### Available data

════════

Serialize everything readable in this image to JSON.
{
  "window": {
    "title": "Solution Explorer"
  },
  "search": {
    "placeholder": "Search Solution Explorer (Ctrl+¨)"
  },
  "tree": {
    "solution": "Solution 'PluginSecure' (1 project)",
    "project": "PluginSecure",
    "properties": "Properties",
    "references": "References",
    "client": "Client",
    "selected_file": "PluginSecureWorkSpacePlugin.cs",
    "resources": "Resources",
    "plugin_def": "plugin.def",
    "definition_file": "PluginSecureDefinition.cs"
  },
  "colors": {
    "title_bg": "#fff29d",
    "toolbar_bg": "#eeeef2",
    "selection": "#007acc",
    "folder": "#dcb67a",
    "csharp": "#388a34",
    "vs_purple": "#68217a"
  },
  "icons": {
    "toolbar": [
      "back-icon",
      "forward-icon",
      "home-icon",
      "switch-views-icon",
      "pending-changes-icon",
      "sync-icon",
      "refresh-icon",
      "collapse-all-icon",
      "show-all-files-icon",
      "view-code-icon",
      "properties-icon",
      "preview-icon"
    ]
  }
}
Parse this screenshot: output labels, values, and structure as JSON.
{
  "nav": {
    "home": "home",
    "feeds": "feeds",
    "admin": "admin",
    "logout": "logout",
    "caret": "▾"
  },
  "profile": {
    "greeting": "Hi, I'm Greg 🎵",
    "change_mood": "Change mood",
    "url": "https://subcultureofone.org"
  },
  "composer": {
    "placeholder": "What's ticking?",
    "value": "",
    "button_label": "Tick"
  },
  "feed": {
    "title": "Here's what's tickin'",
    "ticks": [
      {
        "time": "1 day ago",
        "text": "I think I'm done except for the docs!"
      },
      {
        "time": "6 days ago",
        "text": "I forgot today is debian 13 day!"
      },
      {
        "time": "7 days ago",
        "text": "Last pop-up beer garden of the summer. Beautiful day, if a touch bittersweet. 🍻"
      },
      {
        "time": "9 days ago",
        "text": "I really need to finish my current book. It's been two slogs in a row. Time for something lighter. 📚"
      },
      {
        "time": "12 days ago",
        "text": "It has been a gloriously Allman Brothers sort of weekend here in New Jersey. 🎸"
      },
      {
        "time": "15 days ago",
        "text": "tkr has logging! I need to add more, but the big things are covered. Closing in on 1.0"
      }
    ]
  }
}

════════

Gather, from the listing above, every line carrying the word "need".

### Task result
        "text": "I really need to finish my current book. It's been two slogs in a row. Time for something lighter. 📚"
        "text": "tkr has logging! I need to add more, but the big things are covered. Closing in on 1.0"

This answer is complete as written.